---------- Exercise materials ----------

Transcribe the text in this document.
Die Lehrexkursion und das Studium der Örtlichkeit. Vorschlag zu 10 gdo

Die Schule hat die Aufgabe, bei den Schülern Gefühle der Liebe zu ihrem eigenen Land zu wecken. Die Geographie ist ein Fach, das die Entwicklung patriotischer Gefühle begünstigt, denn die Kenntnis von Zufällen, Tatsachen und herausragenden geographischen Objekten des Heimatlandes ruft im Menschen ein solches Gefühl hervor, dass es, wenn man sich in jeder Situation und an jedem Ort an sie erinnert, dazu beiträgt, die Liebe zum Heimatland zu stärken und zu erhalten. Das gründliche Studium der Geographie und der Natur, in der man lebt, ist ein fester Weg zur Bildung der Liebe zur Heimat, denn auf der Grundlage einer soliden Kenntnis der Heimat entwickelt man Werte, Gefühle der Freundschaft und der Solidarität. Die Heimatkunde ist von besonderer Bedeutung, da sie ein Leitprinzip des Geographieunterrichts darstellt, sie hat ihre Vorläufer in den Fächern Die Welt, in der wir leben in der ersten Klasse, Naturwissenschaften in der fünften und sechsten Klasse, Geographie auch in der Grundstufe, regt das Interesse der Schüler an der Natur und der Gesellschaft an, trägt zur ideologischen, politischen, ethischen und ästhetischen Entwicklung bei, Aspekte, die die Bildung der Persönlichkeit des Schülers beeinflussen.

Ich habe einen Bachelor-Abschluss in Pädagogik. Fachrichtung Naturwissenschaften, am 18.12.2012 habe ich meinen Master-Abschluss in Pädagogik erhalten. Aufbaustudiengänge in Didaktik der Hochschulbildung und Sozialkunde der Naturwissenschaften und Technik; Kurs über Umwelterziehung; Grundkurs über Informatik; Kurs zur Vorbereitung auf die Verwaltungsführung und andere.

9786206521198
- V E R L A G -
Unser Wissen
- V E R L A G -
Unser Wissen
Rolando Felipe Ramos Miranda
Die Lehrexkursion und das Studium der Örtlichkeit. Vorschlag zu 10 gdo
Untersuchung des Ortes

----------

- **Request**: Make an exact copy of the records.

- **Answer for the task**:
Transcribe the text in this document.
Die Lehrexkursion und das Studium der Örtlichkeit. Vorschlag zu 10 gdo

Die Schule hat die Aufgabe, bei den Schülern Gefühle der Liebe zu ihrem eigenen Land zu wecken. Die Geographie ist ein Fach, das die Entwicklung patriotischer Gefühle begünstigt, denn die Kenntnis von Zufällen, Tatsachen und herausragenden geographischen Objekten des Heimatlandes ruft im Menschen ein solches Gefühl hervor, dass es, wenn man sich in jeder Situation und an jedem Ort an sie erinnert, dazu beiträgt, die Liebe zum Heimatland zu stärken und zu erhalten. Das gründliche Studium der Geographie und der Natur, in der man lebt, ist ein fester Weg zur Bildung der Liebe zur Heimat, denn auf der Grundlage einer soliden Kenntnis der Heimat entwickelt man Werte, Gefühle der Freundschaft und der Solidarität. Die Heimatkunde ist von besonderer Bedeutung, da sie ein Leitprinzip des Geographieunterrichts darstellt, sie hat ihre Vorläufer in den Fächern Die Welt, in der wir leben in der ersten Klasse, Naturwissenschaften in der fünften und sechsten Klasse, Geographie auch in der Grundstufe, regt das Interesse der Schüler an der Natur und der Gesellschaft an, trägt zur ideologischen, politischen, ethischen und ästhetischen Entwicklung bei, Aspekte, die die Bildung der Persönlichkeit des Schülers beeinflussen.

Ich habe einen Bachelor-Abschluss in Pädagogik. Fachrichtung Naturwissenschaften, am 18.12.2012 habe ich meinen Master-Abschluss in Pädagogik erhalten. Aufbaustudiengänge in Didaktik der Hochschulbildung und Sozialkunde der Naturwissenschaften und Technik; Kurs über Umwelterziehung; Grundkurs über Informatik; Kurs zur Vorbereitung auf die Verwaltungsführung und andere.

9786206521198
- V E R L A G -
Unser Wissen
- V E R L A G -
Unser Wissen
Rolando Felipe Ramos Miranda
Die Lehrexkursion und das Studium der Örtlichkeit. Vorschlag zu 10 gdo
Untersuchung des Ortes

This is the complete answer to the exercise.